[Work to do] Print each line of the listing once more, precisely as given.

[Data entries]

○ ○ ○

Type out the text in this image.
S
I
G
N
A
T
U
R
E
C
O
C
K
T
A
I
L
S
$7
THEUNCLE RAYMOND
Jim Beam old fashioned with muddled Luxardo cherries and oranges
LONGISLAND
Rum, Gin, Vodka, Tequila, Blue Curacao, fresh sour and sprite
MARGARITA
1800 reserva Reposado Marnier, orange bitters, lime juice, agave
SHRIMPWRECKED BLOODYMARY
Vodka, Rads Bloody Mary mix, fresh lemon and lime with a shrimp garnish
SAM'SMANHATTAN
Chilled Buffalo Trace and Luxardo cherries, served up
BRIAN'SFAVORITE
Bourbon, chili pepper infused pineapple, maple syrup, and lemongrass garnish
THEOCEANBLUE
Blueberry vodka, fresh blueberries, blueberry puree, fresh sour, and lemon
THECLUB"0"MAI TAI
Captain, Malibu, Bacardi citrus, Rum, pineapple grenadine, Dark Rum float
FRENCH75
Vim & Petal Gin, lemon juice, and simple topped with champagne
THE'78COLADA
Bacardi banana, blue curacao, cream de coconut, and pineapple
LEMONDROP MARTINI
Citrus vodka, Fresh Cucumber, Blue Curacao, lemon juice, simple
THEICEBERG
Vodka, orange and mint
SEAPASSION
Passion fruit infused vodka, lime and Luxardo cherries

○ ○ ○

[Result of this exercise]
Type out the text in this image.
S
I
G
N
A
T
U
R
E
C
O
C
K
T
A
I
L
S
$7
THEUNCLE RAYMOND
Jim Beam old fashioned with muddled Luxardo cherries and oranges
LONGISLAND
Rum, Gin, Vodka, Tequila, Blue Curacao, fresh sour and sprite
MARGARITA
1800 reserva Reposado Marnier, orange bitters, lime juice, agave
SHRIMPWRECKED BLOODYMARY
Vodka, Rads Bloody Mary mix, fresh lemon and lime with a shrimp garnish
SAM'SMANHATTAN
Chilled Buffalo Trace and Luxardo cherries, served up
BRIAN'SFAVORITE
Bourbon, chili pepper infused pineapple, maple syrup, and lemongrass garnish
THEOCEANBLUE
Blueberry vodka, fresh blueberries, blueberry puree, fresh sour, and lemon
THECLUB"0"MAI TAI
Captain, Malibu, Bacardi citrus, Rum, pineapple grenadine, Dark Rum float
FRENCH75
Vim & Petal Gin, lemon juice, and simple topped with champagne
THE'78COLADA
Bacardi banana, blue curacao, cream de coconut, and pineapple
LEMONDROP MARTINI
Citrus vodka, Fresh Cucumber, Blue Curacao, lemon juice, simple
THEICEBERG
Vodka, orange and mint
SEAPASSION
Passion fruit infused vodka, lime and Luxardo cherries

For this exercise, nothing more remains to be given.